### [Records]
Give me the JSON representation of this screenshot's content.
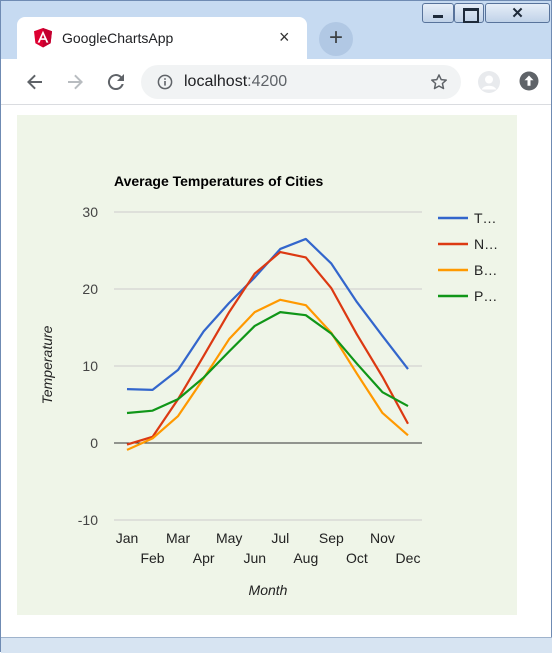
{
  "tab": {
    "title": "GoogleChartsApp",
    "close": "×",
    "favicon": "angular-icon"
  },
  "new_tab": "+",
  "window_controls": {
    "close": "✕"
  },
  "toolbar": {
    "back_icon": "arrow-left-icon",
    "forward_icon": "arrow-right-icon",
    "reload_icon": "reload-icon",
    "url_host": "localhost",
    "url_port": ":4200"
  },
  "colors": {
    "tab_strip": "#c6daf1",
    "chart_background": "#eff5e8",
    "series_1": "#3366cc",
    "series_2": "#dc3912",
    "series_3": "#ff9900",
    "series_4": "#109618"
  },
  "chart_data": {
    "type": "line",
    "title": "Average Temperatures of Cities",
    "xlabel": "Month",
    "ylabel": "Temperature",
    "categories": [
      "Jan",
      "Feb",
      "Mar",
      "Apr",
      "May",
      "Jun",
      "Jul",
      "Aug",
      "Sep",
      "Oct",
      "Nov",
      "Dec"
    ],
    "ylim": [
      -10,
      30
    ],
    "yticks": [
      30,
      20,
      10,
      0,
      -10
    ],
    "grid": true,
    "legend_position": "right",
    "series": [
      {
        "name": "T…",
        "color": "#3366cc",
        "values": [
          7.0,
          6.9,
          9.5,
          14.5,
          18.2,
          21.5,
          25.2,
          26.5,
          23.3,
          18.3,
          13.9,
          9.6
        ]
      },
      {
        "name": "N…",
        "color": "#dc3912",
        "values": [
          -0.2,
          0.8,
          5.7,
          11.3,
          17.0,
          22.0,
          24.8,
          24.1,
          20.1,
          14.1,
          8.6,
          2.5
        ]
      },
      {
        "name": "B…",
        "color": "#ff9900",
        "values": [
          -0.9,
          0.6,
          3.5,
          8.4,
          13.5,
          17.0,
          18.6,
          17.9,
          14.3,
          9.0,
          3.9,
          1.0
        ]
      },
      {
        "name": "P…",
        "color": "#109618",
        "values": [
          3.9,
          4.2,
          5.7,
          8.5,
          11.9,
          15.2,
          17.0,
          16.6,
          14.2,
          10.3,
          6.6,
          4.8
        ]
      }
    ]
  }
}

### [What is expected]
Search the entries for the word "arrow", then gather every line that has it.

### [Solution for this exercise]
    "back_icon": "arrow-left-icon",
    "forward_icon": "arrow-right-icon",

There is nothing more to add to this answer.